DIRECTIONS: Tally the lines in the listing below that contain "ತನಗರ" and report the tally alone.

(Dataset items)
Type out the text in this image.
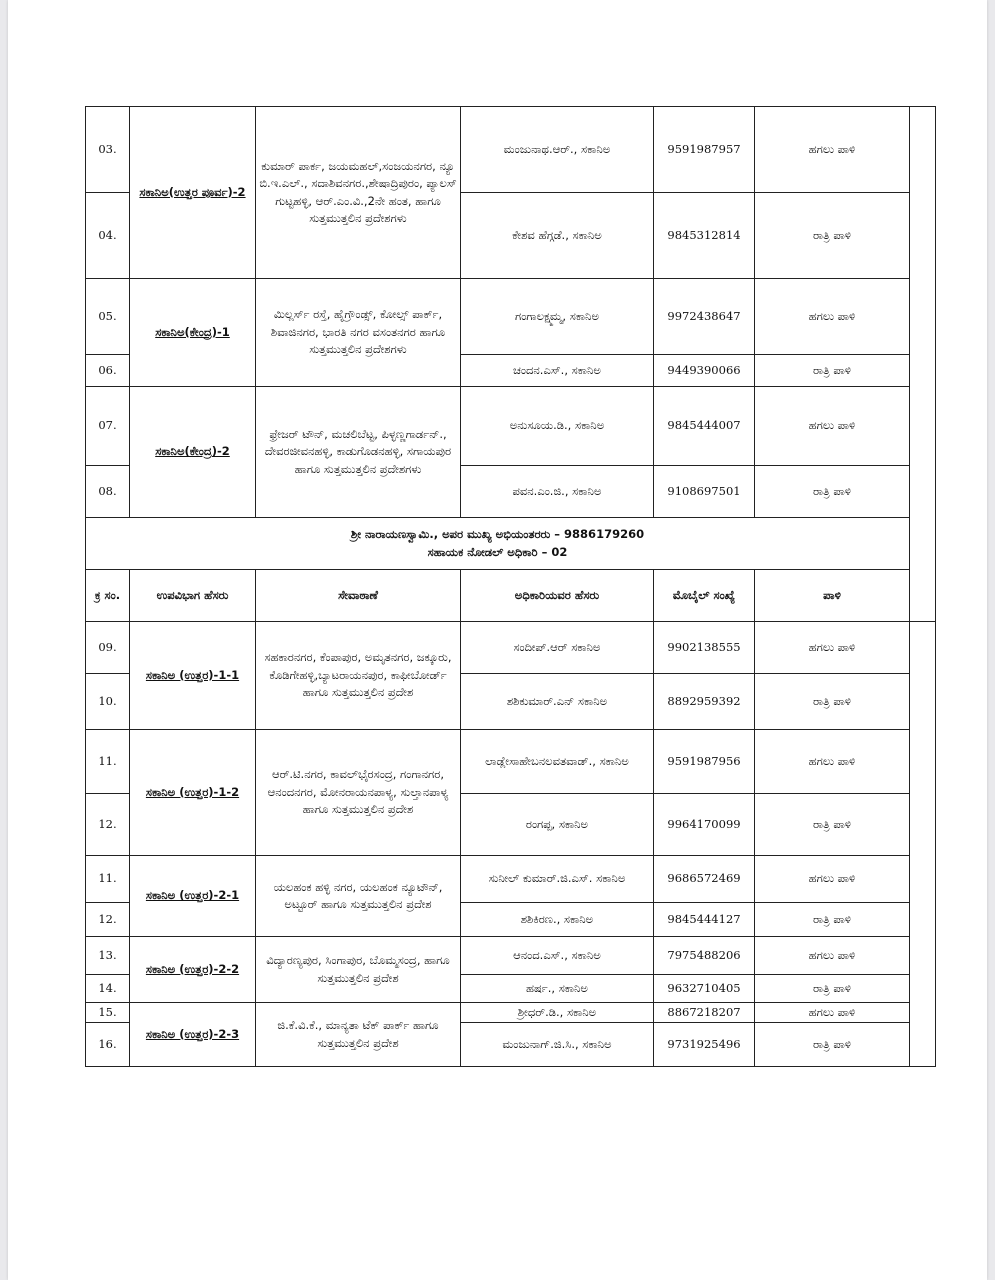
03.	ಸಕಾನಿಅ(ಉತ್ತರ ಪೂರ್ವ)-2	ಕುಮಾರ್ ಪಾರ್ಕ, ಜಯಮಹಲ್,ಸಂಜಯನಗರ, ನ್ಯೂ ಬಿ.ಇ.ಎಲ್., ಸದಾಶಿವನಗರ.,ಶೇಷಾದ್ರಿಪುರಂ, ಪ್ಯಾಲಸ್ ಗುಟ್ಟಹಳ್ಳಿ, ಆರ್.ಎಂ.ವಿ.,2ನೇ ಹಂತ, ಹಾಗೂ ಸುತ್ತಮುತ್ತಲಿನ ಪ್ರದೇಶಗಳು	ಮಂಜುನಾಥ.ಆರ್., ಸಕಾನಿಅ	9591987957	ಹಗಲು ಪಾಳಿ	
04.			ಕೇಶವ ಹೆಗ್ಗಡೆ., ಸಕಾನಿಅ	9845312814	ರಾತ್ರಿ ಪಾಳಿ	
05.	ಸಕಾನಿಅ(ಕೇಂದ್ರ)-1	ಮಿಲ್ಲರ್ಸ್ ರಸ್ತೆ, ಹೈಗ್ರೌಂಡ್ಸ್, ಕೋಲ್ಸ್ ಪಾರ್ಕ್, ಶಿವಾಜಿನಗರ, ಭಾರತಿ ನಗರ ವಸಂತನಗರ ಹಾಗೂ ಸುತ್ತಮುತ್ತಲಿನ ಪ್ರದೇಶಗಳು	ಗಂಗಾಲಕ್ಷ್ಮಮ್ಮ, ಸಕಾನಿಅ	9972438647	ಹಗಲು ಪಾಳಿ	
06.			ಚಂದನ.ಎಸ್., ಸಕಾನಿಅ	9449390066	ರಾತ್ರಿ ಪಾಳಿ	
07.	ಸಕಾನಿಅ(ಕೇಂದ್ರ)-2	ಫ್ರೇಜರ್ ಟೌನ್, ಮಚಲಿಬೆಟ್ಟ, ಪಿಳ್ಳಣ್ಣಗಾರ್ಡನ್., ದೇವರಜೀವನಹಳ್ಳಿ, ಕಾಡುಗೊಡನಹಳ್ಳಿ, ಸಗಾಯಪುರ ಹಾಗೂ ಸುತ್ತಮುತ್ತಲಿನ ಪ್ರದೇಶಗಳು	ಅನುಸೂಯ.ಡಿ., ಸಕಾನಿಅ	9845444007	ಹಗಲು ಪಾಳಿ	
08.			ಪವನ.ಎಂ.ಜಿ., ಸಕಾನಿಅ	9108697501	ರಾತ್ರಿ ಪಾಳಿ	

ಶ್ರೀ ನಾರಾಯಣಸ್ವಾಮಿ., ಅಪರ ಮುಖ್ಯ ಅಭಿಯಂತರರು – 9886179260
ಸಹಾಯಕ ನೋಡಲ್ ಅಧಿಕಾರಿ – 02						

ಕ್ರ ಸಂ.	ಉಪವಿಭಾಗ ಹೆಸರು	ಸೇವಾಠಾಣೆ	ಅಧಿಕಾರಿಯವರ ಹೆಸರು	ಮೊಬೈಲ್ ಸಂಖ್ಯೆ	ಪಾಳಿ	
09.	ಸಕಾನಿಅ (ಉತ್ತರ)-1-1	ಸಹಕಾರನಗರ, ಕೆಂಪಾಪುರ, ಅಮೃತನಗರ, ಜಕ್ಕೂರು, ಕೊಡಿಗೇಹಳ್ಳಿ,ಬ್ಯಾಟರಾಯನಪುರ, ಕಾಫೀಬೋರ್ಡ್ ಹಾಗೂ ಸುತ್ತಮುತ್ತಲಿನ ಪ್ರದೇಶ	ಸಂದೀಪ್.ಆರ್ ಸಕಾನಿಅ	9902138555	ಹಗಲು ಪಾಳಿ	
10.			ಶಶಿಕುಮಾರ್.ಎನ್ ಸಕಾನಿಅ	8892959392	ರಾತ್ರಿ ಪಾಳಿ	
11.	ಸಕಾನಿಅ (ಉತ್ತರ)-1-2	ಆರ್.ಟಿ.ನಗರ, ಕಾವಲ್‌ಭೈರಸಂದ್ರ, ಗಂಗಾನಗರ, ಆನಂದನಗರ, ಮೋನರಾಯನಪಾಳ್ಯ, ಸುಲ್ತಾನಪಾಳ್ಯ ಹಾಗೂ ಸುತ್ತಮುತ್ತಲಿನ ಪ್ರದೇಶ	ಲಾಡ್ಲೇಸಾಹೇಬನಲವತವಾಡ್., ಸಕಾನಿಅ	9591987956	ಹಗಲು ಪಾಳಿ	
12.			ರಂಗಪ್ಪ, ಸಕಾನಿಅ	9964170099	ರಾತ್ರಿ ಪಾಳಿ	
11.	ಸಕಾನಿಅ (ಉತ್ತರ)-2-1	ಯಲಹಂಕ ಹಳ್ಳಿ ನಗರ, ಯಲಹಂಕ ನ್ಯೂಟೌನ್, ಅಟ್ಟೂರ್ ಹಾಗೂ ಸುತ್ತಮುತ್ತಲಿನ ಪ್ರದೇಶ	ಸುನೀಲ್ ಕುಮಾರ್.ಜಿ.ಎಸ್. ಸಕಾನಿಅ	9686572469	ಹಗಲು ಪಾಳಿ	
12.			ಶಶಿಕಿರಣ., ಸಕಾನಿಅ	9845444127	ರಾತ್ರಿ ಪಾಳಿ	
13.	ಸಕಾನಿಅ (ಉತ್ತರ)-2-2	ವಿದ್ಯಾರಣ್ಯಪುರ, ಸಿಂಗಾಪುರ, ಬೊಮ್ಮಸಂದ್ರ, ಹಾಗೂ ಸುತ್ತಮುತ್ತಲಿನ ಪ್ರದೇಶ	ಆನಂದ.ಎಸ್., ಸಕಾನಿಅ	7975488206	ಹಗಲು ಪಾಳಿ	
14.			ಹರ್ಷ., ಸಕಾನಿಅ	9632710405	ರಾತ್ರಿ ಪಾಳಿ	
15.	ಸಕಾನಿಅ (ಉತ್ತರ)-2-3	ಜಿ.ಕೆ.ವಿ.ಕೆ., ಮಾನ್ಯತಾ ಟೆಕ್ ಪಾರ್ಕ್ ಹಾಗೂ ಸುತ್ತಮುತ್ತಲಿನ ಪ್ರದೇಶ	ಶ್ರೀಧರ್.ಡಿ., ಸಕಾನಿಅ	8867218207	ಹಗಲು ಪಾಳಿ	
16.			ಮಂಜುನಾಗ್.ಜಿ.ಸಿ., ಸಕಾನಿಅ	9731925496	ರಾತ್ರಿ ಪಾಳಿ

THE ANSWER: 2